Written task
The entire listing is to be repeated verbatim.

==*==

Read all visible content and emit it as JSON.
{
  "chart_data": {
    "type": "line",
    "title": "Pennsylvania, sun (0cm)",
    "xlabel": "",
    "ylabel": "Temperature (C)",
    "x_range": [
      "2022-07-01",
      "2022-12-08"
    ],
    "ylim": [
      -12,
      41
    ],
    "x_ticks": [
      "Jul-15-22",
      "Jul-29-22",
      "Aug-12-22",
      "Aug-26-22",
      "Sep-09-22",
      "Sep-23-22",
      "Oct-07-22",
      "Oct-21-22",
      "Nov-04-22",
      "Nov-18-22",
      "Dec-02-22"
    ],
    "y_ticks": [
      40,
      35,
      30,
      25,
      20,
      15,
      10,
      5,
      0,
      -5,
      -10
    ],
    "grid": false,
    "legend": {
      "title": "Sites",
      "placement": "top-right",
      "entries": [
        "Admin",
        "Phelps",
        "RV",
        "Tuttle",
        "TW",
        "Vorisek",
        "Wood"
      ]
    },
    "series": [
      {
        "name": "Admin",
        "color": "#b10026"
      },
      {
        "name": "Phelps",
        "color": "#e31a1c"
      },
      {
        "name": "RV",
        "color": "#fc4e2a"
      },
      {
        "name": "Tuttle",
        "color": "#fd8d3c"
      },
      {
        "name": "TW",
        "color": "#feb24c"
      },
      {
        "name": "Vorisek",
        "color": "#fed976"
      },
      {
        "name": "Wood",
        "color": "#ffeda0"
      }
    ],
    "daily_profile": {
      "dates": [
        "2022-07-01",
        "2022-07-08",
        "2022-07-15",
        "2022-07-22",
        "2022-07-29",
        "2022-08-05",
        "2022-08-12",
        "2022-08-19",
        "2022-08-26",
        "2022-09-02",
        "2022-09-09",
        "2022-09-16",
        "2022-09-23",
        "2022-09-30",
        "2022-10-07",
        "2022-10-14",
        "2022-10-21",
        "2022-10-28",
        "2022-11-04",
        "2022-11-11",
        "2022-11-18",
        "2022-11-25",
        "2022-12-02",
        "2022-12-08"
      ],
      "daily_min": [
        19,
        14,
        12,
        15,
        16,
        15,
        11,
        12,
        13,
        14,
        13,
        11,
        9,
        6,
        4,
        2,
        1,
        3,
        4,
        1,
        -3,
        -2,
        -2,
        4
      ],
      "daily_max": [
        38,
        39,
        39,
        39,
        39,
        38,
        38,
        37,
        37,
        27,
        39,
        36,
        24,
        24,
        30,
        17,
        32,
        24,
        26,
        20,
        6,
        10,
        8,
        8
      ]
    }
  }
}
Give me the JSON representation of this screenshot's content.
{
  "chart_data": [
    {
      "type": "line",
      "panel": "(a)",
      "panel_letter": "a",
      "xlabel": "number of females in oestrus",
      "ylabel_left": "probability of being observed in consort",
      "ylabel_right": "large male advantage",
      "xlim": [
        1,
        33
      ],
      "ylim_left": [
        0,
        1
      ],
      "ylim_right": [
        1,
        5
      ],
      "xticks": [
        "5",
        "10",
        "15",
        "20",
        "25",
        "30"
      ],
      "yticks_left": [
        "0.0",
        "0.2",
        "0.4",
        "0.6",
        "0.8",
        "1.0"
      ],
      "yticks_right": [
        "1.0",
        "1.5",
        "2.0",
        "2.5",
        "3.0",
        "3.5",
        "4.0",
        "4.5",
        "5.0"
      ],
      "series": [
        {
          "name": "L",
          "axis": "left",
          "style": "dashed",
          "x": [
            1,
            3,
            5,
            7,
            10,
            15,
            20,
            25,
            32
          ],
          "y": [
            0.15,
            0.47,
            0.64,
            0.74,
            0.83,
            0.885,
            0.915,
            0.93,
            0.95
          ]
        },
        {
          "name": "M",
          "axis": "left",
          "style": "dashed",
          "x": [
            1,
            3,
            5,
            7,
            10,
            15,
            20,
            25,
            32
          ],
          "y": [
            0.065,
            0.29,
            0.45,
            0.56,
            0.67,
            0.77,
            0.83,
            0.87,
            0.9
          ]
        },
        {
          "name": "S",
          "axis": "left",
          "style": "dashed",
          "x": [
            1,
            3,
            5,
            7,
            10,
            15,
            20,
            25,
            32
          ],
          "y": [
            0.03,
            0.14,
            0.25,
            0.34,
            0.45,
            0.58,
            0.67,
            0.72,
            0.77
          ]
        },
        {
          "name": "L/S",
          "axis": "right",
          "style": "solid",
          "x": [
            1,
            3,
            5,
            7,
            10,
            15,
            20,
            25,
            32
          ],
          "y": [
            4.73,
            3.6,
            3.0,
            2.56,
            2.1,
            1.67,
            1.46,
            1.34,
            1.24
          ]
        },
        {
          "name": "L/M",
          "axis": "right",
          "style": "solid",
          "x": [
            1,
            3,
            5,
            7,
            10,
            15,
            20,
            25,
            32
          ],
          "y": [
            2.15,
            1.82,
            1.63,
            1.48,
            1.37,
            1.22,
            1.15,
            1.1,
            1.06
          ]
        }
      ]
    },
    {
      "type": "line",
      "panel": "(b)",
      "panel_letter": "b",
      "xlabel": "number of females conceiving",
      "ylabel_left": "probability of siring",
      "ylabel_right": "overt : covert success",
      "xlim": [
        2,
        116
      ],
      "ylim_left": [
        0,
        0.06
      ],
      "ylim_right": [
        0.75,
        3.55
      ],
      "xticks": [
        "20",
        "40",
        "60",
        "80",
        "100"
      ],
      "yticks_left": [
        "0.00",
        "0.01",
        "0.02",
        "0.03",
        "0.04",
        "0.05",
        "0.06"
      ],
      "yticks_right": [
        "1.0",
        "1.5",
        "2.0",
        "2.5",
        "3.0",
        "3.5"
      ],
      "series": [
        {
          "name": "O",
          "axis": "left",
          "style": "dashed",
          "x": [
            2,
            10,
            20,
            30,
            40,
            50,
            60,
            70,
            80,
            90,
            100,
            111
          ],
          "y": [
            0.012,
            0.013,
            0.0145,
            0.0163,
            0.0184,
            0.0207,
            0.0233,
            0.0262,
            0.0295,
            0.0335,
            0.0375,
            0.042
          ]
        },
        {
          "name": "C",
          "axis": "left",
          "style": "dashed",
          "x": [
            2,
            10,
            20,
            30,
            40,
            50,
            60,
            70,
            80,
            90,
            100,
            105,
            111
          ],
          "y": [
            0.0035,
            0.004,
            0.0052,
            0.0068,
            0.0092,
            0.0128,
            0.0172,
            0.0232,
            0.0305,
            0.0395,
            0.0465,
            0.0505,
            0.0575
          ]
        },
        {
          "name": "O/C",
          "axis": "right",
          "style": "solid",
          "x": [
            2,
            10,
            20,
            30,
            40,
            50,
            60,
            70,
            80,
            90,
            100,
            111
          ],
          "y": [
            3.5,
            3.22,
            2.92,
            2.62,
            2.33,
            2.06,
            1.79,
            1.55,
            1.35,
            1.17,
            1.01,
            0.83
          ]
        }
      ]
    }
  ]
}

==*==

Written answer
Read all visible content and emit it as JSON.
{
  "chart_data": {
    "type": "line",
    "title": "Pennsylvania, sun (0cm)",
    "xlabel": "",
    "ylabel": "Temperature (C)",
    "x_range": [
      "2022-07-01",
      "2022-12-08"
    ],
    "ylim": [
      -12,
      41
    ],
    "x_ticks": [
      "Jul-15-22",
      "Jul-29-22",
      "Aug-12-22",
      "Aug-26-22",
      "Sep-09-22",
      "Sep-23-22",
      "Oct-07-22",
      "Oct-21-22",
      "Nov-04-22",
      "Nov-18-22",
      "Dec-02-22"
    ],
    "y_ticks": [
      40,
      35,
      30,
      25,
      20,
      15,
      10,
      5,
      0,
      -5,
      -10
    ],
    "grid": false,
    "legend": {
      "title": "Sites",
      "placement": "top-right",
      "entries": [
        "Admin",
        "Phelps",
        "RV",
        "Tuttle",
        "TW",
        "Vorisek",
        "Wood"
      ]
    },
    "series": [
      {
        "name": "Admin",
        "color": "#b10026"
      },
      {
        "name": "Phelps",
        "color": "#e31a1c"
      },
      {
        "name": "RV",
        "color": "#fc4e2a"
      },
      {
        "name": "Tuttle",
        "color": "#fd8d3c"
      },
      {
        "name": "TW",
        "color": "#feb24c"
      },
      {
        "name": "Vorisek",
        "color": "#fed976"
      },
      {
        "name": "Wood",
        "color": "#ffeda0"
      }
    ],
    "daily_profile": {
      "dates": [
        "2022-07-01",
        "2022-07-08",
        "2022-07-15",
        "2022-07-22",
        "2022-07-29",
        "2022-08-05",
        "2022-08-12",
        "2022-08-19",
        "2022-08-26",
        "2022-09-02",
        "2022-09-09",
        "2022-09-16",
        "2022-09-23",
        "2022-09-30",
        "2022-10-07",
        "2022-10-14",
        "2022-10-21",
        "2022-10-28",
        "2022-11-04",
        "2022-11-11",
        "2022-11-18",
        "2022-11-25",
        "2022-12-02",
        "2022-12-08"
      ],
      "daily_min": [
        19,
        14,
        12,
        15,
        16,
        15,
        11,
        12,
        13,
        14,
        13,
        11,
        9,
        6,
        4,
        2,
        1,
        3,
        4,
        1,
        -3,
        -2,
        -2,
        4
      ],
      "daily_max": [
        38,
        39,
        39,
        39,
        39,
        38,
        38,
        37,
        37,
        27,
        39,
        36,
        24,
        24,
        30,
        17,
        32,
        24,
        26,
        20,
        6,
        10,
        8,
        8
      ]
    }
  }
}
Give me the JSON representation of this screenshot's content.
{
  "chart_data": [
    {
      "type": "line",
      "panel": "(a)",
      "panel_letter": "a",
      "xlabel": "number of females in oestrus",
      "ylabel_left": "probability of being observed in consort",
      "ylabel_right": "large male advantage",
      "xlim": [
        1,
        33
      ],
      "ylim_left": [
        0,
        1
      ],
      "ylim_right": [
        1,
        5
      ],
      "xticks": [
        "5",
        "10",
        "15",
        "20",
        "25",
        "30"
      ],
      "yticks_left": [
        "0.0",
        "0.2",
        "0.4",
        "0.6",
        "0.8",
        "1.0"
      ],
      "yticks_right": [
        "1.0",
        "1.5",
        "2.0",
        "2.5",
        "3.0",
        "3.5",
        "4.0",
        "4.5",
        "5.0"
      ],
      "series": [
        {
          "name": "L",
          "axis": "left",
          "style": "dashed",
          "x": [
            1,
            3,
            5,
            7,
            10,
            15,
            20,
            25,
            32
          ],
          "y": [
            0.15,
            0.47,
            0.64,
            0.74,
            0.83,
            0.885,
            0.915,
            0.93,
            0.95
          ]
        },
        {
          "name": "M",
          "axis": "left",
          "style": "dashed",
          "x": [
            1,
            3,
            5,
            7,
            10,
            15,
            20,
            25,
            32
          ],
          "y": [
            0.065,
            0.29,
            0.45,
            0.56,
            0.67,
            0.77,
            0.83,
            0.87,
            0.9
          ]
        },
        {
          "name": "S",
          "axis": "left",
          "style": "dashed",
          "x": [
            1,
            3,
            5,
            7,
            10,
            15,
            20,
            25,
            32
          ],
          "y": [
            0.03,
            0.14,
            0.25,
            0.34,
            0.45,
            0.58,
            0.67,
            0.72,
            0.77
          ]
        },
        {
          "name": "L/S",
          "axis": "right",
          "style": "solid",
          "x": [
            1,
            3,
            5,
            7,
            10,
            15,
            20,
            25,
            32
          ],
          "y": [
            4.73,
            3.6,
            3.0,
            2.56,
            2.1,
            1.67,
            1.46,
            1.34,
            1.24
          ]
        },
        {
          "name": "L/M",
          "axis": "right",
          "style": "solid",
          "x": [
            1,
            3,
            5,
            7,
            10,
            15,
            20,
            25,
            32
          ],
          "y": [
            2.15,
            1.82,
            1.63,
            1.48,
            1.37,
            1.22,
            1.15,
            1.1,
            1.06
          ]
        }
      ]
    },
    {
      "type": "line",
      "panel": "(b)",
      "panel_letter": "b",
      "xlabel": "number of females conceiving",
      "ylabel_left": "probability of siring",
      "ylabel_right": "overt : covert success",
      "xlim": [
        2,
        116
      ],
      "ylim_left": [
        0,
        0.06
      ],
      "ylim_right": [
        0.75,
        3.55
      ],
      "xticks": [
        "20",
        "40",
        "60",
        "80",
        "100"
      ],
      "yticks_left": [
        "0.00",
        "0.01",
        "0.02",
        "0.03",
        "0.04",
        "0.05",
        "0.06"
      ],
      "yticks_right": [
        "1.0",
        "1.5",
        "2.0",
        "2.5",
        "3.0",
        "3.5"
      ],
      "series": [
        {
          "name": "O",
          "axis": "left",
          "style": "dashed",
          "x": [
            2,
            10,
            20,
            30,
            40,
            50,
            60,
            70,
            80,
            90,
            100,
            111
          ],
          "y": [
            0.012,
            0.013,
            0.0145,
            0.0163,
            0.0184,
            0.0207,
            0.0233,
            0.0262,
            0.0295,
            0.0335,
            0.0375,
            0.042
          ]
        },
        {
          "name": "C",
          "axis": "left",
          "style": "dashed",
          "x": [
            2,
            10,
            20,
            30,
            40,
            50,
            60,
            70,
            80,
            90,
            100,
            105,
            111
          ],
          "y": [
            0.0035,
            0.004,
            0.0052,
            0.0068,
            0.0092,
            0.0128,
            0.0172,
            0.0232,
            0.0305,
            0.0395,
            0.0465,
            0.0505,
            0.0575
          ]
        },
        {
          "name": "O/C",
          "axis": "right",
          "style": "solid",
          "x": [
            2,
            10,
            20,
            30,
            40,
            50,
            60,
            70,
            80,
            90,
            100,
            111
          ],
          "y": [
            3.5,
            3.22,
            2.92,
            2.62,
            2.33,
            2.06,
            1.79,
            1.55,
            1.35,
            1.17,
            1.01,
            0.83
          ]
        }
      ]
    }
  ]
}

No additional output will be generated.